Problem statement:
Write out each line exactly as it stands, please.

Supplied material:

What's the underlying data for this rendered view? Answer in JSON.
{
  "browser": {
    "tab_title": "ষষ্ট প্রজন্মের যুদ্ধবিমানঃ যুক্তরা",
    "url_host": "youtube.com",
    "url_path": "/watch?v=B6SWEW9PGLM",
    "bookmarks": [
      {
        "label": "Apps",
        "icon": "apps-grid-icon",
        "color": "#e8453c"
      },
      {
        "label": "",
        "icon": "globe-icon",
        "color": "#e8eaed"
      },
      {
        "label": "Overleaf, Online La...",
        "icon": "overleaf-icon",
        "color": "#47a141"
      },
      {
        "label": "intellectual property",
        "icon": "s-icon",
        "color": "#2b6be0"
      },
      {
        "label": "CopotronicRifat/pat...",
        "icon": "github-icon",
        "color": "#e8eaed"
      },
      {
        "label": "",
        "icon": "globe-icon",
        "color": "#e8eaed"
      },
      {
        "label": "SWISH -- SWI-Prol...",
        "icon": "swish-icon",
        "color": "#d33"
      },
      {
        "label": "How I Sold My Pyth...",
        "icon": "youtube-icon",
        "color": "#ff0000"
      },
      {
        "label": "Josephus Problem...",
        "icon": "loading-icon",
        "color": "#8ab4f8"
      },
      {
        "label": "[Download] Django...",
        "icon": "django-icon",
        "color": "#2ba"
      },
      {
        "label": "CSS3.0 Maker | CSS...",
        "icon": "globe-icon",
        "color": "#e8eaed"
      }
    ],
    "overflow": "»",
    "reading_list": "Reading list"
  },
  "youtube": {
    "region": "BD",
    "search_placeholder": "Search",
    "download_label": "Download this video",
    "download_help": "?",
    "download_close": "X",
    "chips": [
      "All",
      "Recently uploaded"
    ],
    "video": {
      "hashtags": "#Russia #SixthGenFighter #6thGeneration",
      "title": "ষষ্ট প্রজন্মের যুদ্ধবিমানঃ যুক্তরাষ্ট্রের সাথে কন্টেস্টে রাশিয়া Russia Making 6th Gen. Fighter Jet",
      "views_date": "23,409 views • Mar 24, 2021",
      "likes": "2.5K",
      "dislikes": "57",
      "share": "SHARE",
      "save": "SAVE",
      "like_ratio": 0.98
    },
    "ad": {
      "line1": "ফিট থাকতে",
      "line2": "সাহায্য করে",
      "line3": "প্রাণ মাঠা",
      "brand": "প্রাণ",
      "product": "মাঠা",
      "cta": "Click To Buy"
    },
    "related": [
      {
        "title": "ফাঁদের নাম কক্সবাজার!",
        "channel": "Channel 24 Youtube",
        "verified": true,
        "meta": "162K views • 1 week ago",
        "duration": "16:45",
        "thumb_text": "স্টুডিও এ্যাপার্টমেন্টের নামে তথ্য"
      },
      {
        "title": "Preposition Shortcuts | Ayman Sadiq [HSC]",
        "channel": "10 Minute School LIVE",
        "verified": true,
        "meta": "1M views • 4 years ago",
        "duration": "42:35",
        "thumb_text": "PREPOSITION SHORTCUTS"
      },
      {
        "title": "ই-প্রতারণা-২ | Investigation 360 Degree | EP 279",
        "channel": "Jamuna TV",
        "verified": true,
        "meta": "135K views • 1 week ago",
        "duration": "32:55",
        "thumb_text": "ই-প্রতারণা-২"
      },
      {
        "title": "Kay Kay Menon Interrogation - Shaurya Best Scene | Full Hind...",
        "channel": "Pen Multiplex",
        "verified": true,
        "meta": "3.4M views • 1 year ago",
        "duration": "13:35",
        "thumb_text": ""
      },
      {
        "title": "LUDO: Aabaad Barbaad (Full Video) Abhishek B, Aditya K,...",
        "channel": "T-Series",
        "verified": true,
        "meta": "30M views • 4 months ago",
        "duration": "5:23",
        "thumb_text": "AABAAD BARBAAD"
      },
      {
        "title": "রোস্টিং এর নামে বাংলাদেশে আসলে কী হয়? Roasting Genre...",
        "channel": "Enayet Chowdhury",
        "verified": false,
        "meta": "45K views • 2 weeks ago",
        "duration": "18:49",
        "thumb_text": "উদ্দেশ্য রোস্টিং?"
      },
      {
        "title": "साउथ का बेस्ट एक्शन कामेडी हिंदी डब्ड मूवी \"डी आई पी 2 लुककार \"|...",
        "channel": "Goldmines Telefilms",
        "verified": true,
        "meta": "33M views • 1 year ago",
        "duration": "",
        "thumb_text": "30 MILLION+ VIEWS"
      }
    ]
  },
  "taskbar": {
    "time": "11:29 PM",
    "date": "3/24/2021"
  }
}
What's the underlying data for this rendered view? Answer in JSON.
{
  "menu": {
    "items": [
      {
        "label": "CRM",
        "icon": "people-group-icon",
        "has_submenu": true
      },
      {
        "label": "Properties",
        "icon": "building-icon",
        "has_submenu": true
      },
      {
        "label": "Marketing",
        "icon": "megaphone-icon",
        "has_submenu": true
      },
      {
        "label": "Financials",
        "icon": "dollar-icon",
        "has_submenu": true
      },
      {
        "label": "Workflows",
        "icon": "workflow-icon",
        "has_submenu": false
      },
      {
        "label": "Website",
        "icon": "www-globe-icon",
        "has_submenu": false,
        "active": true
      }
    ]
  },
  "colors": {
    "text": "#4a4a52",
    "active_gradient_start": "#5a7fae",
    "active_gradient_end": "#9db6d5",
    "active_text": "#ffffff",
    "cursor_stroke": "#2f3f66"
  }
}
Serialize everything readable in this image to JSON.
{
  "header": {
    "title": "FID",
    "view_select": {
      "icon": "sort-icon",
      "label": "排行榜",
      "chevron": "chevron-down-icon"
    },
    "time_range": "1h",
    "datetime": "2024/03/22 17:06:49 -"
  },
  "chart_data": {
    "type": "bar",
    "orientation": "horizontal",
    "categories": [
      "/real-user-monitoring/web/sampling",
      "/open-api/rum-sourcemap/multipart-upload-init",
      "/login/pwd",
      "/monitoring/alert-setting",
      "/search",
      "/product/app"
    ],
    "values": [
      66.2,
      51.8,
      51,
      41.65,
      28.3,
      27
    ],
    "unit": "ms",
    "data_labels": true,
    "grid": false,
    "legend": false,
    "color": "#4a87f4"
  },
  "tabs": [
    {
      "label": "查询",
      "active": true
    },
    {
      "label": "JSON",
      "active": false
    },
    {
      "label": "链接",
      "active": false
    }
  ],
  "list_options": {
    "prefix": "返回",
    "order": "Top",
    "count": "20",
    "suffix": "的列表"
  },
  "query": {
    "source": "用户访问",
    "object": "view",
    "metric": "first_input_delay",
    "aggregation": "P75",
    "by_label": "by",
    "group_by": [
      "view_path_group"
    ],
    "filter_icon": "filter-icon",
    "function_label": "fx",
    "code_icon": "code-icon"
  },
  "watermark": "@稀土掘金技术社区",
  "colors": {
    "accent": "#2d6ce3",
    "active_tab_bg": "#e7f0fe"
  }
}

Answer to this task:
What's the underlying data for this rendered view? Answer in JSON.
{
  "browser": {
    "tab_title": "ষষ্ট প্রজন্মের যুদ্ধবিমানঃ যুক্তরা",
    "url_host": "youtube.com",
    "url_path": "/watch?v=B6SWEW9PGLM",
    "bookmarks": [
      {
        "label": "Apps",
        "icon": "apps-grid-icon",
        "color": "#e8453c"
      },
      {
        "label": "",
        "icon": "globe-icon",
        "color": "#e8eaed"
      },
      {
        "label": "Overleaf, Online La...",
        "icon": "overleaf-icon",
        "color": "#47a141"
      },
      {
        "label": "intellectual property",
        "icon": "s-icon",
        "color": "#2b6be0"
      },
      {
        "label": "CopotronicRifat/pat...",
        "icon": "github-icon",
        "color": "#e8eaed"
      },
      {
        "label": "",
        "icon": "globe-icon",
        "color": "#e8eaed"
      },
      {
        "label": "SWISH -- SWI-Prol...",
        "icon": "swish-icon",
        "color": "#d33"
      },
      {
        "label": "How I Sold My Pyth...",
        "icon": "youtube-icon",
        "color": "#ff0000"
      },
      {
        "label": "Josephus Problem...",
        "icon": "loading-icon",
        "color": "#8ab4f8"
      },
      {
        "label": "[Download] Django...",
        "icon": "django-icon",
        "color": "#2ba"
      },
      {
        "label": "CSS3.0 Maker | CSS...",
        "icon": "globe-icon",
        "color": "#e8eaed"
      }
    ],
    "overflow": "»",
    "reading_list": "Reading list"
  },
  "youtube": {
    "region": "BD",
    "search_placeholder": "Search",
    "download_label": "Download this video",
    "download_help": "?",
    "download_close": "X",
    "chips": [
      "All",
      "Recently uploaded"
    ],
    "video": {
      "hashtags": "#Russia #SixthGenFighter #6thGeneration",
      "title": "ষষ্ট প্রজন্মের যুদ্ধবিমানঃ যুক্তরাষ্ট্রের সাথে কন্টেস্টে রাশিয়া Russia Making 6th Gen. Fighter Jet",
      "views_date": "23,409 views • Mar 24, 2021",
      "likes": "2.5K",
      "dislikes": "57",
      "share": "SHARE",
      "save": "SAVE",
      "like_ratio": 0.98
    },
    "ad": {
      "line1": "ফিট থাকতে",
      "line2": "সাহায্য করে",
      "line3": "প্রাণ মাঠা",
      "brand": "প্রাণ",
      "product": "মাঠা",
      "cta": "Click To Buy"
    },
    "related": [
      {
        "title": "ফাঁদের নাম কক্সবাজার!",
        "channel": "Channel 24 Youtube",
        "verified": true,
        "meta": "162K views • 1 week ago",
        "duration": "16:45",
        "thumb_text": "স্টুডিও এ্যাপার্টমেন্টের নামে তথ্য"
      },
      {
        "title": "Preposition Shortcuts | Ayman Sadiq [HSC]",
        "channel": "10 Minute School LIVE",
        "verified": true,
        "meta": "1M views • 4 years ago",
        "duration": "42:35",
        "thumb_text": "PREPOSITION SHORTCUTS"
      },
      {
        "title": "ই-প্রতারণা-২ | Investigation 360 Degree | EP 279",
        "channel": "Jamuna TV",
        "verified": true,
        "meta": "135K views • 1 week ago",
        "duration": "32:55",
        "thumb_text": "ই-প্রতারণা-২"
      },
      {
        "title": "Kay Kay Menon Interrogation - Shaurya Best Scene | Full Hind...",
        "channel": "Pen Multiplex",
        "verified": true,
        "meta": "3.4M views • 1 year ago",
        "duration": "13:35",
        "thumb_text": ""
      },
      {
        "title": "LUDO: Aabaad Barbaad (Full Video) Abhishek B, Aditya K,...",
        "channel": "T-Series",
        "verified": true,
        "meta": "30M views • 4 months ago",
        "duration": "5:23",
        "thumb_text": "AABAAD BARBAAD"
      },
      {
        "title": "রোস্টিং এর নামে বাংলাদেশে আসলে কী হয়? Roasting Genre...",
        "channel": "Enayet Chowdhury",
        "verified": false,
        "meta": "45K views • 2 weeks ago",
        "duration": "18:49",
        "thumb_text": "উদ্দেশ্য রোস্টিং?"
      },
      {
        "title": "साउथ का बेस्ट एक्शन कामेडी हिंदी डब्ड मूवी \"डी आई पी 2 लुककार \"|...",
        "channel": "Goldmines Telefilms",
        "verified": true,
        "meta": "33M views • 1 year ago",
        "duration": "",
        "thumb_text": "30 MILLION+ VIEWS"
      }
    ]
  },
  "taskbar": {
    "time": "11:29 PM",
    "date": "3/24/2021"
  }
}
What's the underlying data for this rendered view? Answer in JSON.
{
  "menu": {
    "items": [
      {
        "label": "CRM",
        "icon": "people-group-icon",
        "has_submenu": true
      },
      {
        "label": "Properties",
        "icon": "building-icon",
        "has_submenu": true
      },
      {
        "label": "Marketing",
        "icon": "megaphone-icon",
        "has_submenu": true
      },
      {
        "label": "Financials",
        "icon": "dollar-icon",
        "has_submenu": true
      },
      {
        "label": "Workflows",
        "icon": "workflow-icon",
        "has_submenu": false
      },
      {
        "label": "Website",
        "icon": "www-globe-icon",
        "has_submenu": false,
        "active": true
      }
    ]
  },
  "colors": {
    "text": "#4a4a52",
    "active_gradient_start": "#5a7fae",
    "active_gradient_end": "#9db6d5",
    "active_text": "#ffffff",
    "cursor_stroke": "#2f3f66"
  }
}
Serialize everything readable in this image to JSON.
{
  "header": {
    "title": "FID",
    "view_select": {
      "icon": "sort-icon",
      "label": "排行榜",
      "chevron": "chevron-down-icon"
    },
    "time_range": "1h",
    "datetime": "2024/03/22 17:06:49 -"
  },
  "chart_data": {
    "type": "bar",
    "orientation": "horizontal",
    "categories": [
      "/real-user-monitoring/web/sampling",
      "/open-api/rum-sourcemap/multipart-upload-init",
      "/login/pwd",
      "/monitoring/alert-setting",
      "/search",
      "/product/app"
    ],
    "values": [
      66.2,
      51.8,
      51,
      41.65,
      28.3,
      27
    ],
    "unit": "ms",
    "data_labels": true,
    "grid": false,
    "legend": false,
    "color": "#4a87f4"
  },
  "tabs": [
    {
      "label": "查询",
      "active": true
    },
    {
      "label": "JSON",
      "active": false
    },
    {
      "label": "链接",
      "active": false
    }
  ],
  "list_options": {
    "prefix": "返回",
    "order": "Top",
    "count": "20",
    "suffix": "的列表"
  },
  "query": {
    "source": "用户访问",
    "object": "view",
    "metric": "first_input_delay",
    "aggregation": "P75",
    "by_label": "by",
    "group_by": [
      "view_path_group"
    ],
    "filter_icon": "filter-icon",
    "function_label": "fx",
    "code_icon": "code-icon"
  },
  "watermark": "@稀土掘金技术社区",
  "colors": {
    "accent": "#2d6ce3",
    "active_tab_bg": "#e7f0fe"
  }
}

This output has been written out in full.